WHAT TO PRODUCE
Transcribe the listing word for word.

---------- AVAILABLE DATA

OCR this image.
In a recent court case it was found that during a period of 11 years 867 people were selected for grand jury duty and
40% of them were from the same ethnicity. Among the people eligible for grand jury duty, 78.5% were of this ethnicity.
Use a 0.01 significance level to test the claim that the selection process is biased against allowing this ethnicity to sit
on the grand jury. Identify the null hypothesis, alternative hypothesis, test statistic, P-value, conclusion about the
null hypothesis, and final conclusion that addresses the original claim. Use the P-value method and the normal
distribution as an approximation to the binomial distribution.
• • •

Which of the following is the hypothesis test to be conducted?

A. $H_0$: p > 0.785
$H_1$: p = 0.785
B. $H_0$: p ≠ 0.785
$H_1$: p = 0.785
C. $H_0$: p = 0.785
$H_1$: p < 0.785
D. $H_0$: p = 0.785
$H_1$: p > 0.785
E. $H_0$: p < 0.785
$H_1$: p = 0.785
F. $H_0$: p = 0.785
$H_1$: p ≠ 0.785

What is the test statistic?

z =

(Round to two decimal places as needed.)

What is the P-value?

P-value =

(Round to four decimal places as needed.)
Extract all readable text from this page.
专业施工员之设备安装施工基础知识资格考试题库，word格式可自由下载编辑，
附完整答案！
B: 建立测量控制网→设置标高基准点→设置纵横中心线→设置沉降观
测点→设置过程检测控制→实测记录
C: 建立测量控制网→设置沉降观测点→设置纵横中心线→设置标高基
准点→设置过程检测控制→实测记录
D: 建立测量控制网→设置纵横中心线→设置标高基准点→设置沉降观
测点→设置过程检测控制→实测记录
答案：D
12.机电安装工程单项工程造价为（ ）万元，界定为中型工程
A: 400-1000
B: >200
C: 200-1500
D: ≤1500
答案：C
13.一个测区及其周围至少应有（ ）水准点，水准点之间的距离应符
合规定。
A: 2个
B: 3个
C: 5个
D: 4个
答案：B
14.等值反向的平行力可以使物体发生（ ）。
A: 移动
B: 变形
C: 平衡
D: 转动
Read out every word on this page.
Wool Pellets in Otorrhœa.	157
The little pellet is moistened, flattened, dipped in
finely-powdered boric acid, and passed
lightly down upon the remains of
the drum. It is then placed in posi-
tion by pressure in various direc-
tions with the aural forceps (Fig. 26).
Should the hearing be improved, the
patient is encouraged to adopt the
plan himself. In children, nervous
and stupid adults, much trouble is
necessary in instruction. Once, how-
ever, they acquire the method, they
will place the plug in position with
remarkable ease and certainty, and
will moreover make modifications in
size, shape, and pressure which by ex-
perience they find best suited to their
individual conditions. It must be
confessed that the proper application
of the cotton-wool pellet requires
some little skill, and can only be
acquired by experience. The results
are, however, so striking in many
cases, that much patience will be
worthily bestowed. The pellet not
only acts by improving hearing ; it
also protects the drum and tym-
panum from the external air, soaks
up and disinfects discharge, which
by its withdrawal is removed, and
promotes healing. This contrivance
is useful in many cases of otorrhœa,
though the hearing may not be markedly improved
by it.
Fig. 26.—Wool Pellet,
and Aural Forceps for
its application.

--------------------

FULL SOLUTION
OCR this image.
In a recent court case it was found that during a period of 11 years 867 people were selected for grand jury duty and
40% of them were from the same ethnicity. Among the people eligible for grand jury duty, 78.5% were of this ethnicity.
Use a 0.01 significance level to test the claim that the selection process is biased against allowing this ethnicity to sit
on the grand jury. Identify the null hypothesis, alternative hypothesis, test statistic, P-value, conclusion about the
null hypothesis, and final conclusion that addresses the original claim. Use the P-value method and the normal
distribution as an approximation to the binomial distribution.
• • •

Which of the following is the hypothesis test to be conducted?

A. $H_0$: p > 0.785
$H_1$: p = 0.785
B. $H_0$: p ≠ 0.785
$H_1$: p = 0.785
C. $H_0$: p = 0.785
$H_1$: p < 0.785
D. $H_0$: p = 0.785
$H_1$: p > 0.785
E. $H_0$: p < 0.785
$H_1$: p = 0.785
F. $H_0$: p = 0.785
$H_1$: p ≠ 0.785

What is the test statistic?

z =

(Round to two decimal places as needed.)

What is the P-value?

P-value =

(Round to four decimal places as needed.)
Extract all readable text from this page.
专业施工员之设备安装施工基础知识资格考试题库，word格式可自由下载编辑，
附完整答案！
B: 建立测量控制网→设置标高基准点→设置纵横中心线→设置沉降观
测点→设置过程检测控制→实测记录
C: 建立测量控制网→设置沉降观测点→设置纵横中心线→设置标高基
准点→设置过程检测控制→实测记录
D: 建立测量控制网→设置纵横中心线→设置标高基准点→设置沉降观
测点→设置过程检测控制→实测记录
答案：D
12.机电安装工程单项工程造价为（ ）万元，界定为中型工程
A: 400-1000
B: >200
C: 200-1500
D: ≤1500
答案：C
13.一个测区及其周围至少应有（ ）水准点，水准点之间的距离应符
合规定。
A: 2个
B: 3个
C: 5个
D: 4个
答案：B
14.等值反向的平行力可以使物体发生（ ）。
A: 移动
B: 变形
C: 平衡
D: 转动
Read out every word on this page.
Wool Pellets in Otorrhœa.	157
The little pellet is moistened, flattened, dipped in
finely-powdered boric acid, and passed
lightly down upon the remains of
the drum. It is then placed in posi-
tion by pressure in various direc-
tions with the aural forceps (Fig. 26).
Should the hearing be improved, the
patient is encouraged to adopt the
plan himself. In children, nervous
and stupid adults, much trouble is
necessary in instruction. Once, how-
ever, they acquire the method, they
will place the plug in position with
remarkable ease and certainty, and
will moreover make modifications in
size, shape, and pressure which by ex-
perience they find best suited to their
individual conditions. It must be
confessed that the proper application
of the cotton-wool pellet requires
some little skill, and can only be
acquired by experience. The results
are, however, so striking in many
cases, that much patience will be
worthily bestowed. The pellet not
only acts by improving hearing ; it
also protects the drum and tym-
panum from the external air, soaks
up and disinfects discharge, which
by its withdrawal is removed, and
promotes healing. This contrivance
is useful in many cases of otorrhœa,
though the hearing may not be markedly improved
by it.
Fig. 26.—Wool Pellet,
and Aural Forceps for
its application.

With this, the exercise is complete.